* Extrait:
Parashat Térouma

בס”ד

Parashat Térouma – פרשת תרומה
Shémot chapitres 25 à 27
L’élément dominant de la parasha Yitro était le don de la Tora, alors que Mishpatim contenait un important corpus de lois régissant les rapports de l’homme à son prochain.
Térouma, et les parashiot suivantes, sont consacrées à la fabrication du Mishkan, le sanctuaire du désert, l’appel à la générosité du peuple pour rassembler les matériaux nécessaires, et la description détaillée des différents élément du Mishkan.
Le récit sera interrompu, dans une des prochaines parashiot, Ki-Tissa, par le tragique épisode du veau d’or.
Nos maitres s’interrogent et s’opposent sur la question de savoir si l’ordre de construire le Mishkan a précédé, ou suivi l’évènement du veau d’or. Le débat n’est pas dénué de sens, bien au contraire. En fait, il porte sur la fonction même du Mishkan.
Deux points de vue « s’affrontent » sur ce thème, représentés en gros, par Rashi et le Ramban-Rabbi Moshé Ben Nahman.
Moshe gravit la montagne à la fin de Mishpatim, et y reste quarante jours et quarante nuits. (24/15-18)
Immédiatement après, la parasha Térouma commence par…
וידבר ה” אל משה לאמר: דבר אל בני ישראל ויקחו לי תרומה מאת כל איש אשר ידבנו לבו תקחו את תרומתי…..ועשו לי מקדש ושכנתי בתוכם
“Hashem parla à Moshé pour dire: parle aux enfants d’Israël qu’ils prennent pour moi un prélèvement (térouma) de tout homme que portera son cœur, vous prendrez mon prélèvement……Et ils me feront un sanctuaire, et je résiderai au milieu d’eux.” (25/1-8)
Une lecture simple du texte nous indique que l’ordre de construction du Miskan a été donné à Moshé, au tout début de son séjour de quarante jours au Sinaï, destiné a recevoir la Torah.
Cependant, comme nous l’avons indiqué plus haut, tous les commentateurs n’ont pas adopté cette lecture, dont Rashi, qui écrit dans son commentaire sur Ki-Tissa :
אין מוקדם ומאוחר בתורה מעשה העגל קודם לציווי מלאכת המשכן…

« Il n’y a pas d’avant et d’après dans la Torah, l’action du veau d’or précède l’ordre de construction du Mishkan… »

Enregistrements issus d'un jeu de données
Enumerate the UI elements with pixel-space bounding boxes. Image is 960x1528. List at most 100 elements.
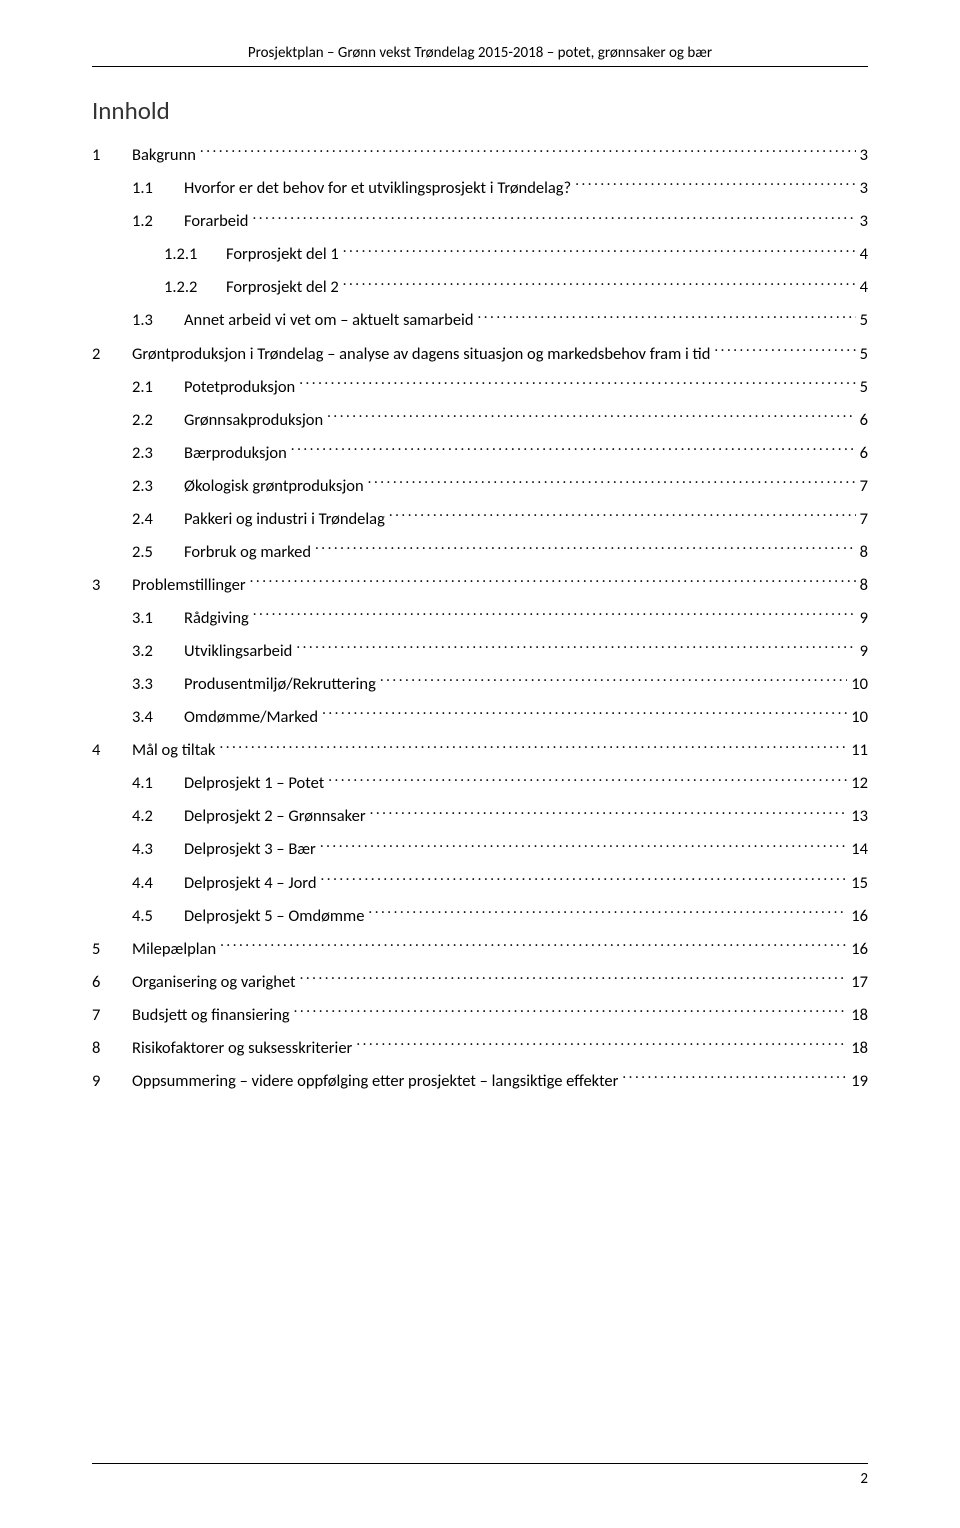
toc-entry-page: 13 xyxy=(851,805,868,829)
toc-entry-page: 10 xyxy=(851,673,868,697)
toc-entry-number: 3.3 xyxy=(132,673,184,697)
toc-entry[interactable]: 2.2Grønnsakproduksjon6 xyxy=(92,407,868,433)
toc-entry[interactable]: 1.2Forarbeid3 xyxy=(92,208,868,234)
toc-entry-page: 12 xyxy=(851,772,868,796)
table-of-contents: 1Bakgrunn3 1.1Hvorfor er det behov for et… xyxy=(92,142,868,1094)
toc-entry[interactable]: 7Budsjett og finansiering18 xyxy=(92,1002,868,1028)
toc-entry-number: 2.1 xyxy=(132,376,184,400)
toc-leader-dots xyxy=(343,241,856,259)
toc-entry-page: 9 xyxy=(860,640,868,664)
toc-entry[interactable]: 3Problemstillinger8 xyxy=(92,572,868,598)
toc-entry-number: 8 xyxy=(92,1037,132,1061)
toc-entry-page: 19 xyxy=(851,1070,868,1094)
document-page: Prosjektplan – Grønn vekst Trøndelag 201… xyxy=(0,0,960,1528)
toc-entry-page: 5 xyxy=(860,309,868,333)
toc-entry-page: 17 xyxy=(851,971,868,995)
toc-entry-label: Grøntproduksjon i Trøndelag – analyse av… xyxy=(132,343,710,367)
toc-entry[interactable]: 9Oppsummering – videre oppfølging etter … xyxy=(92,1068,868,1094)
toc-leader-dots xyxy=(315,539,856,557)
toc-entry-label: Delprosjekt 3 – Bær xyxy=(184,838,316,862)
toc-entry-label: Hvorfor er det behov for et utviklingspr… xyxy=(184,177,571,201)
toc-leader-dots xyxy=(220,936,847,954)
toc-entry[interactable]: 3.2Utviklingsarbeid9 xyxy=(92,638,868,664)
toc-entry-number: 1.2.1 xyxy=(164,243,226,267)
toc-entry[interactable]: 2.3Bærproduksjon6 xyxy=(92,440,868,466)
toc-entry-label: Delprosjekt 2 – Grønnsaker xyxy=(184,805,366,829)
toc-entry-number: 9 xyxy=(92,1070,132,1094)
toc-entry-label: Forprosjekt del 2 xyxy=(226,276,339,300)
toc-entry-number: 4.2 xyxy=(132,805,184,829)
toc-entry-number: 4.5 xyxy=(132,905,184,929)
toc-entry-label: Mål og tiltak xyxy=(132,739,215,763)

* Consignes:
- 1) Répondez aux questions suivantes d'après l'extrait sur la parasha Térouma :
(a) Quel était l'élément dominant de la parasha Yitro ?
(b) Combien de temps Moshé reste-t-il sur la montagne à la fin de Mishpatim ?
(c) Dans quelle parasha le récit sera-t-il interrompu par l'épisode du veau d'or ?
- 2) Reprenez, s'il vous plaît, l'extrait sur la parasha Térouma et poursuivez-le à partir de sa dernière phrase.

* Réponses attendues:
- 1)
(a) Le don de la Tora.
(b) Quarante jours et quarante nuits.
(c) Ki-Tissa.

- 2)
Selon Rashi, il n’y a pas forcément de chronologie dans le récit de la Torah. D’après lui, Dieu n’aurait ordonné la construction du Mishkan qu’après que Moshé ait reçu les secondes Tables de la Loi, soit après qu’il ait obtenu le pardon des Bnei-Israël pour la faute du veau d’or. Le Mishkan exprimerait la prise en compte par Hashem, d’une baisse de spiritualité du peuple, et de la nécessité d’installer en son sein, un signe concret de la Présence Divine.
Cette lecture soulève de nombreuses difficultés d’interprétation sur lesquelle nous ne nous appesantirons pas.
Fidele à sa méthode, le Ramban adopte la lecture simple du texte selon laquelle ce qui est écrit avant, précède ce qui est écrit après. Selon cette lecture littérale, l’ordre de construction du Mishkan précède le don des secondes Tables et le pardon accordé aux Bnei-Israël à la suite de la faute du veau d’or.
Cette lecture se heurte également à des difficultés d’ordre interprétatif.
Au delà de ce débat de « spécialistes », se profilent en fait, des questions plus fondamentales, liées au rôle et au sens du Mishkan.
Moshé est monte au Sinaï, afin de recevoir « les Tables de pierre et la Torah et le commandement que j’ai écrits pour les enseigner ». (24/12-fin de Mishpatim)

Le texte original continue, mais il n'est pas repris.